#### [WHAT TO WORK ON]
Locate all lines with the word "Rate". Copy them.

#### [DATA LISTING]
·····

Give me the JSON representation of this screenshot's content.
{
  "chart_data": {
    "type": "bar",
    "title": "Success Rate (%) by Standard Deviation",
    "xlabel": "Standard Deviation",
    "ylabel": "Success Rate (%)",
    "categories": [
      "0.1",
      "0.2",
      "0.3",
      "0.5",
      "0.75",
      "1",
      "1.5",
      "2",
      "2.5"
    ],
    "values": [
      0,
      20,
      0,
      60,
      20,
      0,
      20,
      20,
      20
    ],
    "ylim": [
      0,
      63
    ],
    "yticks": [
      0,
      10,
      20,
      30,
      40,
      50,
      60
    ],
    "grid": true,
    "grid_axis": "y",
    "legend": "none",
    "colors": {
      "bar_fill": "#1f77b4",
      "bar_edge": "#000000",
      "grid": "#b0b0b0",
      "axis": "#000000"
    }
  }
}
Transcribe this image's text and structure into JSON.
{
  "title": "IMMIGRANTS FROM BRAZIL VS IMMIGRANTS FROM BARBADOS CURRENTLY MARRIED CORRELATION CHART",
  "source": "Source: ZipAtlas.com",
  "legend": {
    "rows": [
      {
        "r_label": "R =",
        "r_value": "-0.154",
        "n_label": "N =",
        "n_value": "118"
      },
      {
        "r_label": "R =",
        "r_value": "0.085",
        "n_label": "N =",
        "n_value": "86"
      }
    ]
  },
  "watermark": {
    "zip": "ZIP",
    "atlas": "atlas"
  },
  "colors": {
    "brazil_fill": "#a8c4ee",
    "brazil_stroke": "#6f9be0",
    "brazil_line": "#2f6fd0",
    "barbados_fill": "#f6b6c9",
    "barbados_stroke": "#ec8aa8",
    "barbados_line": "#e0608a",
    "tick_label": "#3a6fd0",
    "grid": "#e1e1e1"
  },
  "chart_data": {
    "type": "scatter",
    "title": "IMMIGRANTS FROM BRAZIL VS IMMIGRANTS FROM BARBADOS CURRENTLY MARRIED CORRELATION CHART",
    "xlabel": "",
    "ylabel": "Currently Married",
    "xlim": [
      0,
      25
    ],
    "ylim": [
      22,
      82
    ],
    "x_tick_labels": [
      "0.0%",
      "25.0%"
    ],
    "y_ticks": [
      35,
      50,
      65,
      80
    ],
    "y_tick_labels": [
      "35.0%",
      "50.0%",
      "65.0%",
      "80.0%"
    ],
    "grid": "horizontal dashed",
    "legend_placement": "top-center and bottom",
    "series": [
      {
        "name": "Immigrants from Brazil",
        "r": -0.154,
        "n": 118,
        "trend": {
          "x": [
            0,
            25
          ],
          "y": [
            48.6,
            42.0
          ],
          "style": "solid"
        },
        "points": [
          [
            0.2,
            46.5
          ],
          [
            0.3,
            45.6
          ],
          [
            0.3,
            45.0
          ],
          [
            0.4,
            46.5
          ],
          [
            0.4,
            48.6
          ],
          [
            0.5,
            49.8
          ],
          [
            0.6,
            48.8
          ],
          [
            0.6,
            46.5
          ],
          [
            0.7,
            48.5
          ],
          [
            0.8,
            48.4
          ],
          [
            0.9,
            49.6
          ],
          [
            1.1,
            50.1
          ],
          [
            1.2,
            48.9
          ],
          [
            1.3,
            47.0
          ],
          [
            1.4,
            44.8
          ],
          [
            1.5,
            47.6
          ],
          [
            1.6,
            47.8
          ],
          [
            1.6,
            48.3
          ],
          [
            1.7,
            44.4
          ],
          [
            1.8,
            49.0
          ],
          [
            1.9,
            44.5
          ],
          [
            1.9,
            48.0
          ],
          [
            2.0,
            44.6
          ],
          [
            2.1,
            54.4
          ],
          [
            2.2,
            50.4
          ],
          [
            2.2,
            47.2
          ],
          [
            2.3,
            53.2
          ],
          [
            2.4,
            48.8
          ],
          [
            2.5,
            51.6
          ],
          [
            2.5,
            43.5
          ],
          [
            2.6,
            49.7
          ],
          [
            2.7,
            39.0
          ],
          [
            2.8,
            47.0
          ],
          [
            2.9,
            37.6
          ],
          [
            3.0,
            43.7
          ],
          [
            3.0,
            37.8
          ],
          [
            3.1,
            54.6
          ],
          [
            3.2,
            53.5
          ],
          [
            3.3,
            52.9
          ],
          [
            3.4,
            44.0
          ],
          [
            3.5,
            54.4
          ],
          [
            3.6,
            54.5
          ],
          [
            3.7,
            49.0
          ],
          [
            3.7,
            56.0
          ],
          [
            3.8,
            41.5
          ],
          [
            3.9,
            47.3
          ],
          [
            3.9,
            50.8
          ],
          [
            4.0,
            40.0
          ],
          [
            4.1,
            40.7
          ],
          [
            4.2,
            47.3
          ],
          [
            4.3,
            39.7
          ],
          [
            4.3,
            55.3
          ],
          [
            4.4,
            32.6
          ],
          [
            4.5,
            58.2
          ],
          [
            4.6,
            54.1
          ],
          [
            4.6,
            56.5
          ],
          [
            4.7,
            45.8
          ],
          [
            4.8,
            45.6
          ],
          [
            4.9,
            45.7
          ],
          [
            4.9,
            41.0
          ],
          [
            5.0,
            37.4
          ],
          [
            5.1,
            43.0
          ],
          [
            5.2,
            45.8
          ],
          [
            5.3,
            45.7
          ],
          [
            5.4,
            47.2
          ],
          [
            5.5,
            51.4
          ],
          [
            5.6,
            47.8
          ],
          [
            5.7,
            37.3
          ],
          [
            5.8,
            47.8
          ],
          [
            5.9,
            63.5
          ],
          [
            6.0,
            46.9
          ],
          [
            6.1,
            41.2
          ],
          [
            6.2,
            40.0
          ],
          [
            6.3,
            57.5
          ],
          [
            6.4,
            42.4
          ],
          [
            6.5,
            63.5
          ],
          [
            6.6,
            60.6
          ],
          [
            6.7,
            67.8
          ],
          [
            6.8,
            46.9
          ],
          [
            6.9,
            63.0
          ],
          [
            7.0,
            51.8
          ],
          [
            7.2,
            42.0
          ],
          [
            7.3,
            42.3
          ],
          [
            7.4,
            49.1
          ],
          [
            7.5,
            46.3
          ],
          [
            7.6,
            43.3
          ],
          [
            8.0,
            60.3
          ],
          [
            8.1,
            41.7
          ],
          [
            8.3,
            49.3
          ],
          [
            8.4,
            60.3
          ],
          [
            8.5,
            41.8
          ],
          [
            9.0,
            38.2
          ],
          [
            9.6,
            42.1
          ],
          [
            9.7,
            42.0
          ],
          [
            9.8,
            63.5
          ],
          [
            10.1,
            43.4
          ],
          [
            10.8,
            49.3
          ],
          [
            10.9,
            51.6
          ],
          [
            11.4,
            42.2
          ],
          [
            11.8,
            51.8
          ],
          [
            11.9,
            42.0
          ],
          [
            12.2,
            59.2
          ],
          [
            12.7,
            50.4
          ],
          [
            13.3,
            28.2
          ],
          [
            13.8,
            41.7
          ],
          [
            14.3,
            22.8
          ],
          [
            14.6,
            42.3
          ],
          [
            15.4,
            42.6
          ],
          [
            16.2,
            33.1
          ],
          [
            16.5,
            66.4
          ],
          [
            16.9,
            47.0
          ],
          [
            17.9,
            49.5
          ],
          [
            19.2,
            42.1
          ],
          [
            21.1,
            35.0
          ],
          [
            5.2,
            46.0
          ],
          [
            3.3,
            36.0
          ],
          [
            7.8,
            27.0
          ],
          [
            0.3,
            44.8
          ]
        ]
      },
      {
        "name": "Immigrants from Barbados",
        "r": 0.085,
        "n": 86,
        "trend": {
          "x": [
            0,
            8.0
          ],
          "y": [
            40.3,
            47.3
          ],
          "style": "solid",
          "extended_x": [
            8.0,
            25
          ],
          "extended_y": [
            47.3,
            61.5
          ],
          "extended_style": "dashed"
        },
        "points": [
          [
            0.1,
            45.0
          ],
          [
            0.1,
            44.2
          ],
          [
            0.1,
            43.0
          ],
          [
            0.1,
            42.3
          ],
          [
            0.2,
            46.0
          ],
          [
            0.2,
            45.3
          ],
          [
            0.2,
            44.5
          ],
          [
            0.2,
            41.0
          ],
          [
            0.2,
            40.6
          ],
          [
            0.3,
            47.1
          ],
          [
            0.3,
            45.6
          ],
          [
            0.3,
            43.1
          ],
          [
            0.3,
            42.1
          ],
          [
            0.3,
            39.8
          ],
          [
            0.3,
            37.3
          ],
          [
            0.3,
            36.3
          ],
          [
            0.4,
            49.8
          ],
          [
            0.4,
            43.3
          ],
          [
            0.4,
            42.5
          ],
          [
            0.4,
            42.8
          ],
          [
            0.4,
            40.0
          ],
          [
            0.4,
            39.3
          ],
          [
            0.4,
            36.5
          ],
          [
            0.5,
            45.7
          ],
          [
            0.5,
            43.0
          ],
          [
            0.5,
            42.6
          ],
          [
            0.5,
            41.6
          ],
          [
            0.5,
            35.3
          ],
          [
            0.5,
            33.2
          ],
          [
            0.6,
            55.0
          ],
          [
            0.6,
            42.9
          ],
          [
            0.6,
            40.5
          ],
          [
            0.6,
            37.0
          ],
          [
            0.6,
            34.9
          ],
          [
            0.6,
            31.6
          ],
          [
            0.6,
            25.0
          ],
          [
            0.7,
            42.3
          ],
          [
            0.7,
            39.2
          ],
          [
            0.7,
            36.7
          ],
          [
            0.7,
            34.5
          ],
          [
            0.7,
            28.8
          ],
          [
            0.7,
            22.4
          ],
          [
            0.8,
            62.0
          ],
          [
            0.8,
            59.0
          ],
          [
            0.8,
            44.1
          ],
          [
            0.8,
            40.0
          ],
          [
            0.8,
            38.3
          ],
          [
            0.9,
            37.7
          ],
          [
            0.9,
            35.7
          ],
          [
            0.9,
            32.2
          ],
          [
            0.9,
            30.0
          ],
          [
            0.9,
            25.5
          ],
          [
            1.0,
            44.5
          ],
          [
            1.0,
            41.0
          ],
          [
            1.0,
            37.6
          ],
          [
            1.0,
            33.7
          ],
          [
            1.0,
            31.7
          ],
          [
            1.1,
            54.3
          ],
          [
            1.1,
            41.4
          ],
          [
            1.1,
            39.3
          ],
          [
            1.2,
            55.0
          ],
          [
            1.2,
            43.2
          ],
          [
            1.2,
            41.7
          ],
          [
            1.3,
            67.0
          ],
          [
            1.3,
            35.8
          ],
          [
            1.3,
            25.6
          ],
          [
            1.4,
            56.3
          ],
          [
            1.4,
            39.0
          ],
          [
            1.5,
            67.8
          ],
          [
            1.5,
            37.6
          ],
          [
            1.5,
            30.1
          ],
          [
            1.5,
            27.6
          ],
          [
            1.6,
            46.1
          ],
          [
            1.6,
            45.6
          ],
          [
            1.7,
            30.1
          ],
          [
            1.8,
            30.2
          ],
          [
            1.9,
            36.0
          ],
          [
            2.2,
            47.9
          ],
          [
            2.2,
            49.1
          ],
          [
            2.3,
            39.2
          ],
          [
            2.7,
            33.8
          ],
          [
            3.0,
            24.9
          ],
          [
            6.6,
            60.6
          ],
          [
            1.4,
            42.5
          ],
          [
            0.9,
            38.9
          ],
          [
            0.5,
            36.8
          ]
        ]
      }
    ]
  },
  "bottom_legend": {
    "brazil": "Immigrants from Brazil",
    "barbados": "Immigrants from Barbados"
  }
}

·····

#### [EXERCISE SOLUTION]
    "title": "Success Rate (%) by Standard Deviation",
    "ylabel": "Success Rate (%)",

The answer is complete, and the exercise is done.